> [Records supplied]:
::::
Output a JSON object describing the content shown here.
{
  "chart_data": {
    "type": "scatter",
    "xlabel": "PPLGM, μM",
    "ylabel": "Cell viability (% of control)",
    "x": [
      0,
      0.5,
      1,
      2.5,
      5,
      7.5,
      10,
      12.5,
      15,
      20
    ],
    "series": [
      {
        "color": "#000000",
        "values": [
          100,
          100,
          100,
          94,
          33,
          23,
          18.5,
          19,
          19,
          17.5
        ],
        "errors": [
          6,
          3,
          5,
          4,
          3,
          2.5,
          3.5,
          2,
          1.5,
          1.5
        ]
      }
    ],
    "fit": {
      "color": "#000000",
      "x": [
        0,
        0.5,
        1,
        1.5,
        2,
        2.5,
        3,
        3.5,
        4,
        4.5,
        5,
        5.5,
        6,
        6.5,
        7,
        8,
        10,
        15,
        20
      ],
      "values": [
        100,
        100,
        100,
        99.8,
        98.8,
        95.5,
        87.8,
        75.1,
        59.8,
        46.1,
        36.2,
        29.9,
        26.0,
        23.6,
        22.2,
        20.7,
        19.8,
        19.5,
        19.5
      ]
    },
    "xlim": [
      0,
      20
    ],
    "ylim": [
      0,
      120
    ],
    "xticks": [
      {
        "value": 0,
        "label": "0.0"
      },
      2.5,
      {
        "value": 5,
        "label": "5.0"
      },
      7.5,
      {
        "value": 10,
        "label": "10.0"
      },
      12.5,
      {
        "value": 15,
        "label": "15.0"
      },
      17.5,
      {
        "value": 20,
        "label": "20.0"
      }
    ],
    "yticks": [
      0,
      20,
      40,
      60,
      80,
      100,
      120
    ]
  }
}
::::
> [Required task]: Each line in the material above must be retyped without alteration.

> [Exercise solution]:
Output a JSON object describing the content shown here.
{
  "chart_data": {
    "type": "scatter",
    "xlabel": "PPLGM, μM",
    "ylabel": "Cell viability (% of control)",
    "x": [
      0,
      0.5,
      1,
      2.5,
      5,
      7.5,
      10,
      12.5,
      15,
      20
    ],
    "series": [
      {
        "color": "#000000",
        "values": [
          100,
          100,
          100,
          94,
          33,
          23,
          18.5,
          19,
          19,
          17.5
        ],
        "errors": [
          6,
          3,
          5,
          4,
          3,
          2.5,
          3.5,
          2,
          1.5,
          1.5
        ]
      }
    ],
    "fit": {
      "color": "#000000",
      "x": [
        0,
        0.5,
        1,
        1.5,
        2,
        2.5,
        3,
        3.5,
        4,
        4.5,
        5,
        5.5,
        6,
        6.5,
        7,
        8,
        10,
        15,
        20
      ],
      "values": [
        100,
        100,
        100,
        99.8,
        98.8,
        95.5,
        87.8,
        75.1,
        59.8,
        46.1,
        36.2,
        29.9,
        26.0,
        23.6,
        22.2,
        20.7,
        19.8,
        19.5,
        19.5
      ]
    },
    "xlim": [
      0,
      20
    ],
    "ylim": [
      0,
      120
    ],
    "xticks": [
      {
        "value": 0,
        "label": "0.0"
      },
      2.5,
      {
        "value": 5,
        "label": "5.0"
      },
      7.5,
      {
        "value": 10,
        "label": "10.0"
      },
      12.5,
      {
        "value": 15,
        "label": "15.0"
      },
      17.5,
      {
        "value": 20,
        "label": "20.0"
      }
    ],
    "yticks": [
      0,
      20,
      40,
      60,
      80,
      100,
      120
    ]
  }
}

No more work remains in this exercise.